Conjunto de tareas:
1. En el texto sobre el impuesto a los ultraprocesados, ¿qué sentencia de la Corte Constitucional declaró legítimo y constitucional ese gravamen?
2. Convierte en una lista breve el párrafo del texto sobre el impuesto a los ultraprocesados que empieza con "Son cuatro las solicitudes". Conserva sus datos principales.
3. Prosigue el texto sobre el impuesto a los ultraprocesados a partir de su última oración.

---------- Texto del ejercicio ----------

La OMS le dice a los países que deberían implementar políticas públicas para restringir el consumo de ultraprocesados porque las personas no son totalmente autónomas para decidir cómo alimentarse. “Hoy el entorno nos hace tomar pésimas decisiones. Quienes toman las mejores decisiones es porque tienen acceso a información privilegiada o son más educadas. Hay que cambiar el entorno”, dice Carolina Piñeros de Red Papaz.
Son cuatro las solicitudes que hace la OMS a los estados: implementar el etiquetado frontal, regular la publicidad de estos productos, impuestos para desincentivar su consumo y políticas públicas integrales para minimizar sus impactos. Colombia, hasta ahora, ha cumplido con dos de esas exigencias.
Y no ha sido fácil. El impuesto a los ultraprocesados se consolidó en medio de una fuerte presión política y empresarial. Pero una vez aprobado, la Corte Constitucional lo blindó. En su sentencia C-435 de 2023, el tribunal fue categórico: estos productos son nocivos y su gravamen es una medida legítima y constitucional.
Los expertos consultados coinciden en que eliminar o debilitar ese impuesto sería un retroceso grave. Un retroceso no solo técnico, sino simbólico. “Debilitar o socavar los impuestos sería un retroceso a la narrativa que hemos logrado con tanto esfuerzo: lo que se ve que tiene sellos, es feo, o ahí hay algo de riesgo”, reflexiona Mylena Gualdrón.
Para Ximena Cadena, subdirectora de Fedesarrollo, el impuesto representa un avance de conciencia colectiva: “Que se haya aprobado y creado el impuesto muestra que la sociedad se ha movido a una conciencia de que esto es importante”.

---------- Material proporcionado ----------

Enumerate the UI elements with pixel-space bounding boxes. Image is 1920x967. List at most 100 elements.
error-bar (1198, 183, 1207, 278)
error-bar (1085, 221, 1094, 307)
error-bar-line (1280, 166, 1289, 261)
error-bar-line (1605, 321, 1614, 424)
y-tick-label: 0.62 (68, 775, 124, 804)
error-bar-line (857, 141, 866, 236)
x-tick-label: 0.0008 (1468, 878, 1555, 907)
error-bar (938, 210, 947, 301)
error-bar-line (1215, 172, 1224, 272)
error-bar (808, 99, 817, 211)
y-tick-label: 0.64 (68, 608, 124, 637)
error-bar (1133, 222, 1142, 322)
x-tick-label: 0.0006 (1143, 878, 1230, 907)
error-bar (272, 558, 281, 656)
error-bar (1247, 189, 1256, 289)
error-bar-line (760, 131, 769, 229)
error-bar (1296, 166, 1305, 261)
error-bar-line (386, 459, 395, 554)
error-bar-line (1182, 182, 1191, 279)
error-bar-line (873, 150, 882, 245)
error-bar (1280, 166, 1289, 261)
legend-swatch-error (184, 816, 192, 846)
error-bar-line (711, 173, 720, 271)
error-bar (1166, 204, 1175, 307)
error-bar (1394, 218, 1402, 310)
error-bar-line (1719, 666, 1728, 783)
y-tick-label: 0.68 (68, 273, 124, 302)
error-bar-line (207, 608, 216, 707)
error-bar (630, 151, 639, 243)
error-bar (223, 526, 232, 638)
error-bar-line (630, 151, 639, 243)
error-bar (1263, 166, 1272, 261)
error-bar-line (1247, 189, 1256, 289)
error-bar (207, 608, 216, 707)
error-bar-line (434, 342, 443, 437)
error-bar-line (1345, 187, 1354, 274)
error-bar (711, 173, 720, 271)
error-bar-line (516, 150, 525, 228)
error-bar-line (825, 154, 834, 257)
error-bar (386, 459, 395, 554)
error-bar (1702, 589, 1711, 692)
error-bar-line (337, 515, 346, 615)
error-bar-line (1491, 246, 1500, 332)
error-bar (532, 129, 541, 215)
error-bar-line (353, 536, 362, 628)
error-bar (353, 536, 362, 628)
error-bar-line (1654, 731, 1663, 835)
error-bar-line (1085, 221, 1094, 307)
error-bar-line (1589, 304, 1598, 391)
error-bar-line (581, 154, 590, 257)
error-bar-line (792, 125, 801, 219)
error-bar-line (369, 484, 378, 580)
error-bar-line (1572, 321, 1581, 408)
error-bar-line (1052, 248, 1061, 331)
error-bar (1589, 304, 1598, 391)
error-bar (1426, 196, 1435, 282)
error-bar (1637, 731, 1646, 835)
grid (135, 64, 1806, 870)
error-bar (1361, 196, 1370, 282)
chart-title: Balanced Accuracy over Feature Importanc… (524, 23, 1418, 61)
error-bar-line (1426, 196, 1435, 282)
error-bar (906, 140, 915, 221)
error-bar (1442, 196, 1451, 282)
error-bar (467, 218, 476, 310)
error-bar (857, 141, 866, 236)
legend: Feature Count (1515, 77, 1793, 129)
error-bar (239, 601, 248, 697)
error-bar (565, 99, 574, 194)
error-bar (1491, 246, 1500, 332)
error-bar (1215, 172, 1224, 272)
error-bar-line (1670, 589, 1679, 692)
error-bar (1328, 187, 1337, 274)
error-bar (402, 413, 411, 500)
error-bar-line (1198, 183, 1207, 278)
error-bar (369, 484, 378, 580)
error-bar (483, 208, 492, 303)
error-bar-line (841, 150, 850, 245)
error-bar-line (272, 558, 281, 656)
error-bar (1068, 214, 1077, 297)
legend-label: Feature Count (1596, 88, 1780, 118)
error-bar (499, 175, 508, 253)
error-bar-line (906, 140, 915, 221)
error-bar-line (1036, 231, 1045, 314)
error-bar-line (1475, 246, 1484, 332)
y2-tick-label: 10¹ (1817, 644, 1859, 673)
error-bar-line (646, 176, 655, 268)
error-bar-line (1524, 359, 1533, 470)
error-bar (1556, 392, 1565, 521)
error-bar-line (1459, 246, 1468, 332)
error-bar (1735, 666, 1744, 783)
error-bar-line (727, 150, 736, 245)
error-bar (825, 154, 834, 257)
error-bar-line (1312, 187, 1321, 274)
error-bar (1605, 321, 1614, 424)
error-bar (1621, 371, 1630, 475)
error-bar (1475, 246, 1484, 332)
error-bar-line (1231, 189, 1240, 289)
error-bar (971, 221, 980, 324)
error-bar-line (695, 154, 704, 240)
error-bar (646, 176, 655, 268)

----------

Respuestas de ejercicios:
1. La sentencia C-435 de 2023.

2.
Solicitudes de la OMS a los estados:
- implementar el etiquetado frontal;
- regular la publicidad de estos productos;
- aplicar impuestos para desincentivar su consumo;
- adoptar políticas públicas integrales para minimizar sus impactos.

Colombia ha cumplido hasta ahora con dos de ellas.

3.
Urgen políticas integrales
Vicky Dávila cierra su argumento diciendo que es necesario hacer campañas para comer de manera saludable y hacer ejercicio. En eso hay consenso entre los expertos.
Para Juan Camilo Mesa, todas las medidas funcionan en conjunto, no hay ninguna ajena a la otra. “El impuesto solo no es suficiente, necesitamos políticas estructurales que garanticen el acceso a alimentación real. El impuesto es una política de una serie que conversan entre sí, pero por si solo no va a resolver el tema nutricional en Colombia”, asegura Adriana Torres.
El gravamen lleva menos de tres años funcionando y aún es temprano para medir con certeza sus impactos. Se necesitan al menos cinco años para saber si es efectivo. Mientras tanto, desde Red Papaz insisten: es urgente intervenir el otro lado del problema. Los precios de algunos alimentos reales siguen siendo de difícil acceso para ciertos grupos poblaciones. Incluso se necesitan incentivos o subsidios para aumentar su consumo.
La experta de Dejusticia considera que eliminar el impuesto es un retroceso, pues envía el mensaje a la sociedad de que “esos productos no saludables, son una opción de consumo nutricionalmente adecuada cuando realmente no lo son”.
Desde Fian Colombia alertan sobre la necesidad de que el Invima haga un monitoreo eficaz a las medidas presentes para garantizar que al menos sí se estén aplicando de forma adecuada. Y, junto a ello, un compromiso real de la industria. “Les estamos diciendo: ‘no ponga en riesgo la salud de las personas y no deterioren las condiciones de las comunidades con sus productos’”, asegura Gualdrón.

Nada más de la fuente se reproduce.